[Rows from a dataset]

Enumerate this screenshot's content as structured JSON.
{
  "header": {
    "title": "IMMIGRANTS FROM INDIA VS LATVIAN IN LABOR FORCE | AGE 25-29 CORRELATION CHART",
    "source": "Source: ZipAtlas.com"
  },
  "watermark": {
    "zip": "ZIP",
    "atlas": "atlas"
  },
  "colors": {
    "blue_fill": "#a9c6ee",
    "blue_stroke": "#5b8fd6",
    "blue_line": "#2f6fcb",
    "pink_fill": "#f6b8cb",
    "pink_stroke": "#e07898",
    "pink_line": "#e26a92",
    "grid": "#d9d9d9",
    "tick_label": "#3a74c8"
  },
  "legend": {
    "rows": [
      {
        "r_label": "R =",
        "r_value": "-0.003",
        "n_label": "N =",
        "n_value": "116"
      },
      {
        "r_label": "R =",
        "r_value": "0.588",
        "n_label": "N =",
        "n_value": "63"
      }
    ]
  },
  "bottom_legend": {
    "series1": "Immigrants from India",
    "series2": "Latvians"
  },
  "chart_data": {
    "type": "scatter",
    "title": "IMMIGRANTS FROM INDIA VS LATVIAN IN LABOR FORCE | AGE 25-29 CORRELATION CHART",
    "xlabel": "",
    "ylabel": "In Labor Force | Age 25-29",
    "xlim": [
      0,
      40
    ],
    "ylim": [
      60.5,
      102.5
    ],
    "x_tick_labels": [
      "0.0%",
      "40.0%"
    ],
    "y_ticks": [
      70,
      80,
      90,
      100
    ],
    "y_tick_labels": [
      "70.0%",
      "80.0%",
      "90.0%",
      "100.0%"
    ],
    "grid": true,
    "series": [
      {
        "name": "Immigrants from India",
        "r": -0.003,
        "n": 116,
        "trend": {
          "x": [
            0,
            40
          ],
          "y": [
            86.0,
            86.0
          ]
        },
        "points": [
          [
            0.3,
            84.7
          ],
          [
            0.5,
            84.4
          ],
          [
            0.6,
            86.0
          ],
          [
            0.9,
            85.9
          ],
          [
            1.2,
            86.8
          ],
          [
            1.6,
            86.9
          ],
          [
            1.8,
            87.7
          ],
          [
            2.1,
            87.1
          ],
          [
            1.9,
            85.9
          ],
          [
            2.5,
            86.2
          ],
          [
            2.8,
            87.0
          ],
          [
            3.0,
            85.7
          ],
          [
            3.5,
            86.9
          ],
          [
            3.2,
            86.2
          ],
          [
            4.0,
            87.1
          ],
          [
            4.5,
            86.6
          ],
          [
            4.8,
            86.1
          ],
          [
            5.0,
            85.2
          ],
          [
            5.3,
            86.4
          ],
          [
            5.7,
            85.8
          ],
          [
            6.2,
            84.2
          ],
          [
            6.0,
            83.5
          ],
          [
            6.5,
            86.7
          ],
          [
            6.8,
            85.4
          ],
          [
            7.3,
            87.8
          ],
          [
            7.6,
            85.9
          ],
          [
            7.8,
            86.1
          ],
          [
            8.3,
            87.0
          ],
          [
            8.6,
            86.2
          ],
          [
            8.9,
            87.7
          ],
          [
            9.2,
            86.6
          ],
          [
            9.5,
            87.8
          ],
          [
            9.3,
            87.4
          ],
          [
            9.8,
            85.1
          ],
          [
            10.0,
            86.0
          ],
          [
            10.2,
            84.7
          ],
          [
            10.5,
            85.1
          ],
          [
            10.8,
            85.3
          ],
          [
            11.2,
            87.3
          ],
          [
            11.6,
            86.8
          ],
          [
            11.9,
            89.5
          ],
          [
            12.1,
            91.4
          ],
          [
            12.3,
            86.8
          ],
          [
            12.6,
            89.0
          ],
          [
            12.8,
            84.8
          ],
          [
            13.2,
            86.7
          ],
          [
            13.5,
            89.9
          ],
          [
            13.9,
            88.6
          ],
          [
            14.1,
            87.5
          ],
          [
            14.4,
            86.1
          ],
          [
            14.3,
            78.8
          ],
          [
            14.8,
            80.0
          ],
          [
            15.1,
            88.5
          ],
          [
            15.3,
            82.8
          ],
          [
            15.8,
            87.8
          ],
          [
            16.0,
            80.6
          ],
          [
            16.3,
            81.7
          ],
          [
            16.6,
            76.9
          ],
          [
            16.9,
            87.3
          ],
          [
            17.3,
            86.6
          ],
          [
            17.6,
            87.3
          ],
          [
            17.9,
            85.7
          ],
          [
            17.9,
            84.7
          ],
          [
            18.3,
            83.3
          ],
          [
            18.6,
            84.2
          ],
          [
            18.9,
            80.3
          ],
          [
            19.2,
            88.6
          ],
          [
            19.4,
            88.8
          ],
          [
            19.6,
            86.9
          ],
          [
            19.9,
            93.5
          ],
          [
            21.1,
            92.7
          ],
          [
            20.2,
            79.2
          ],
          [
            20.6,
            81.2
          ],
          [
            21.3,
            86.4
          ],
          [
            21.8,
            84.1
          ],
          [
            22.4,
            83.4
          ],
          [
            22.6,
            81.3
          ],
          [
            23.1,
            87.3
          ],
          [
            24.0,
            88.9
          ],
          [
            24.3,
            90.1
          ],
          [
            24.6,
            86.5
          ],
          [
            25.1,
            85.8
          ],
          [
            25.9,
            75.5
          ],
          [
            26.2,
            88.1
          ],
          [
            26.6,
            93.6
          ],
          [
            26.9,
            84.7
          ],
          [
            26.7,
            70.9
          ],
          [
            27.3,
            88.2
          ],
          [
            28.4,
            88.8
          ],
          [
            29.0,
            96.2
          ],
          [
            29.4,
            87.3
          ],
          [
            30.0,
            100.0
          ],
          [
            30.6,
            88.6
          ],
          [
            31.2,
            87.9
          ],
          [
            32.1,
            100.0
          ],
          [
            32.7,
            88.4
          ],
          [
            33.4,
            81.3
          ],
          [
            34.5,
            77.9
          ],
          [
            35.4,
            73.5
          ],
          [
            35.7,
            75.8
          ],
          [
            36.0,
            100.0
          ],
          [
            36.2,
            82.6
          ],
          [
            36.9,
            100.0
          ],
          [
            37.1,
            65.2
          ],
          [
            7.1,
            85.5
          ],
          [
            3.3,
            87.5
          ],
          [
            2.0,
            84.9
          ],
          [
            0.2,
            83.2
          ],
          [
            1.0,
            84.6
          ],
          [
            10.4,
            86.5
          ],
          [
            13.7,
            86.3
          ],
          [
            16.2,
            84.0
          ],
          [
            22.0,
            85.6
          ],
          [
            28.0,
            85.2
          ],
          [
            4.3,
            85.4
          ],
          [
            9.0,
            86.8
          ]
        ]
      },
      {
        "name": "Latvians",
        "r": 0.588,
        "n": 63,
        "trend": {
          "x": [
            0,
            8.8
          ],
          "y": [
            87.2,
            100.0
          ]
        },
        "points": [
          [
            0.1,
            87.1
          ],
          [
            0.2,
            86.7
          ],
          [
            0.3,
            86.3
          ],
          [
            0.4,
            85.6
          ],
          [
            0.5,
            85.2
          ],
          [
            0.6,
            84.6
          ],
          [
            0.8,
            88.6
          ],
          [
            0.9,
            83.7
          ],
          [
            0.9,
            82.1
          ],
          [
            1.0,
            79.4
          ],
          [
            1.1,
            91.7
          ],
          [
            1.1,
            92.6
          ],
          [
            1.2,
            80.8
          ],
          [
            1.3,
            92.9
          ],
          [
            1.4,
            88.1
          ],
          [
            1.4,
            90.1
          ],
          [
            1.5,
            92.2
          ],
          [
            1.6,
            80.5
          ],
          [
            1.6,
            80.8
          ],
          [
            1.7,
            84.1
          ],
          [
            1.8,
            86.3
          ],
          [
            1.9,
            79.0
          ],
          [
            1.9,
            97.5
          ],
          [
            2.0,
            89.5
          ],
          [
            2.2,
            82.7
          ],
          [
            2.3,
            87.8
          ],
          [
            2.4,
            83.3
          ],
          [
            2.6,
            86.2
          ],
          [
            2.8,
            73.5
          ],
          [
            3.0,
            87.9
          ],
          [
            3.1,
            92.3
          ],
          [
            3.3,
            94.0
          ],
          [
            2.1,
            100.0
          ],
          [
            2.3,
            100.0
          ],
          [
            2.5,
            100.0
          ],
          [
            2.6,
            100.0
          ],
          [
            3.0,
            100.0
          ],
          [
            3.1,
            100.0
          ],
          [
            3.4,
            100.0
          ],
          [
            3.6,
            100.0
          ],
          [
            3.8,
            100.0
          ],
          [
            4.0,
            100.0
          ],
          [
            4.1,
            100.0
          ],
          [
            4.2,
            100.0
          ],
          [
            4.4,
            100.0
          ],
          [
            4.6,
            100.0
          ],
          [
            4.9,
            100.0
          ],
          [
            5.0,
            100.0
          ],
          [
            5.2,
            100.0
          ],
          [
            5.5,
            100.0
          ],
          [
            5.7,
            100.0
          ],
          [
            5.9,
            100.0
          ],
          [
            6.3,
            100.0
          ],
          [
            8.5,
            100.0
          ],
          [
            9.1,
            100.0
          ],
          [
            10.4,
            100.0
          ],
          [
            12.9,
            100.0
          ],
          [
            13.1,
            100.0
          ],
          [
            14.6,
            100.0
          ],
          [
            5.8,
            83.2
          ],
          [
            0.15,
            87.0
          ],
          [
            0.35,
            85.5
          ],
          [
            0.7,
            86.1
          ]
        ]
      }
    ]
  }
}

[JOB]:
In the entries above, find lines with "name" and copy each.

[RESPONSE TO THIS TASK]:
        "name": "Immigrants from India",
        "name": "Latvians",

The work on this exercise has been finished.